• Requirements: Identify and copy all lines of the material where the string "date" is found.
**********
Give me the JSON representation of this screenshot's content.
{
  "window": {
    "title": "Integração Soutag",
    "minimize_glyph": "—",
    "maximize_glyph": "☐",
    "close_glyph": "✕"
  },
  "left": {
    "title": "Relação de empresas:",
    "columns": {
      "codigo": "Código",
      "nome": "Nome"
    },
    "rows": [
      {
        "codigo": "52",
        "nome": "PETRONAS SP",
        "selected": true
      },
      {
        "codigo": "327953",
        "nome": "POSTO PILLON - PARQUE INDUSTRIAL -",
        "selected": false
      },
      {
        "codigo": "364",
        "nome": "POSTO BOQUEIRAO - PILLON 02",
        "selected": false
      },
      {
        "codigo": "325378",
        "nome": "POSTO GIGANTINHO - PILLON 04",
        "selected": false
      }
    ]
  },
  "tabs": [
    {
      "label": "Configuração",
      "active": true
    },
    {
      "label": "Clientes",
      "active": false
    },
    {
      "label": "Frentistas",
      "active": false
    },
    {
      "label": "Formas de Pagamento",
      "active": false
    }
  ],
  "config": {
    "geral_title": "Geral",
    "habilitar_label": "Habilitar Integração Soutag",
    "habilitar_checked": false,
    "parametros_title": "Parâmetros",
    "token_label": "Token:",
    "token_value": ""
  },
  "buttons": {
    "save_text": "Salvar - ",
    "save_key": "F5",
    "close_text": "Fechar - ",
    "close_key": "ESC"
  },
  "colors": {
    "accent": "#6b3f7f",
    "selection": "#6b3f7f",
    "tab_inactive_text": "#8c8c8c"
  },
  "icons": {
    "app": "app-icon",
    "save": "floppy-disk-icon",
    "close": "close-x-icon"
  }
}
**********
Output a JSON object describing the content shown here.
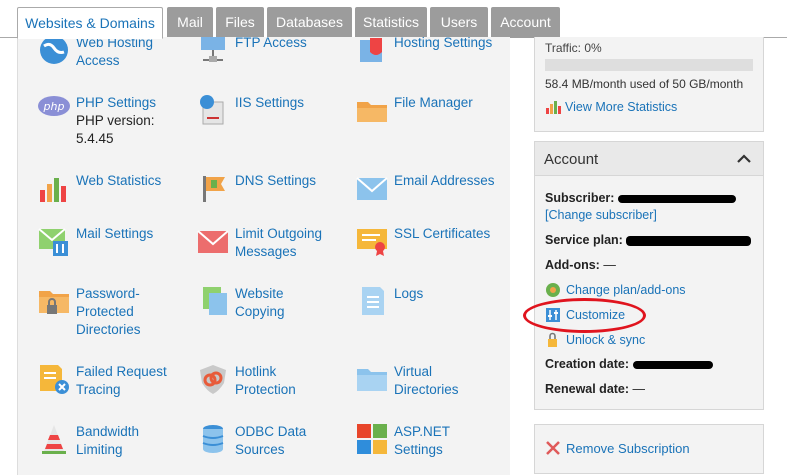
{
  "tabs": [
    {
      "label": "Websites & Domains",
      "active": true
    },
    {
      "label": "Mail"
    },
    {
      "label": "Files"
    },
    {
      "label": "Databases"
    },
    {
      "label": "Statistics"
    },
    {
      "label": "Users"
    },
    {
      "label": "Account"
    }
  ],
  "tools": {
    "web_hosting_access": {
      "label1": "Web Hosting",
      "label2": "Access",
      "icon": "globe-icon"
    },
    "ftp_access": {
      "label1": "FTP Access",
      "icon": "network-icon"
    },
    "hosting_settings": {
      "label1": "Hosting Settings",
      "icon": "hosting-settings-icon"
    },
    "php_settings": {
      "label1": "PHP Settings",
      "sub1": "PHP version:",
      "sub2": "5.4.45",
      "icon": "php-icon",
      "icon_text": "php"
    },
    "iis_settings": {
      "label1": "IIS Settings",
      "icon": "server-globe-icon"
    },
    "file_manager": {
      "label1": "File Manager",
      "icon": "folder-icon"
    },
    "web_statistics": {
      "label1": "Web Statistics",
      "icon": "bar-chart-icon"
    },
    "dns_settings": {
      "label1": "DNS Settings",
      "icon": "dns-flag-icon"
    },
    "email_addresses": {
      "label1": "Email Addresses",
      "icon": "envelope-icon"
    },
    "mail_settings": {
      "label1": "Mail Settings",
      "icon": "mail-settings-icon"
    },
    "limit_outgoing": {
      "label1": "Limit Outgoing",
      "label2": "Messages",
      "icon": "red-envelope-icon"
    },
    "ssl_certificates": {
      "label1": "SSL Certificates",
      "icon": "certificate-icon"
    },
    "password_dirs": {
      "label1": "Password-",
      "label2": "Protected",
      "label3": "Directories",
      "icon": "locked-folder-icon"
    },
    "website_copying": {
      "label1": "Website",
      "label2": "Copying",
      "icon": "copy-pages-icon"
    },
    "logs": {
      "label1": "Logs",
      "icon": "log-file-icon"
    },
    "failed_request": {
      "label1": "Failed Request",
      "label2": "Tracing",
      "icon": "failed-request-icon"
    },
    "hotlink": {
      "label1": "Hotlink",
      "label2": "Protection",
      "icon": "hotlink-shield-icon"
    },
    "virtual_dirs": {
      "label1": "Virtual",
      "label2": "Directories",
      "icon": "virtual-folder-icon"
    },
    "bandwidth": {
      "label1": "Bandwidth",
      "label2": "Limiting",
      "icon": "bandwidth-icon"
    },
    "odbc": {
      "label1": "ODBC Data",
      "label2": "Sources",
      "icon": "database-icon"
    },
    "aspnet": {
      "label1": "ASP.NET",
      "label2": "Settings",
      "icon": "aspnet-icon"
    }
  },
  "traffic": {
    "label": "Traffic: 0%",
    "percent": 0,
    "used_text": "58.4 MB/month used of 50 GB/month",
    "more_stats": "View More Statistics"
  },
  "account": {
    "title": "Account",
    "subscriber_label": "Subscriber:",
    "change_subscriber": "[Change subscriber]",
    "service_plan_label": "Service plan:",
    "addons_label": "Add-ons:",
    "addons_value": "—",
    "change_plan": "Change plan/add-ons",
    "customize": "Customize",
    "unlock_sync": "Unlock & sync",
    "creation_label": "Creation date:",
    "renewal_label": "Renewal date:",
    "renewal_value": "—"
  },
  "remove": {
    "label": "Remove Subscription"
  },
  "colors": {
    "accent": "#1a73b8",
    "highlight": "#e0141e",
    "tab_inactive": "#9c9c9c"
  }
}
**********
• Right answer:
    "creation_label": "Creation date:",
    "renewal_label": "Renewal date:",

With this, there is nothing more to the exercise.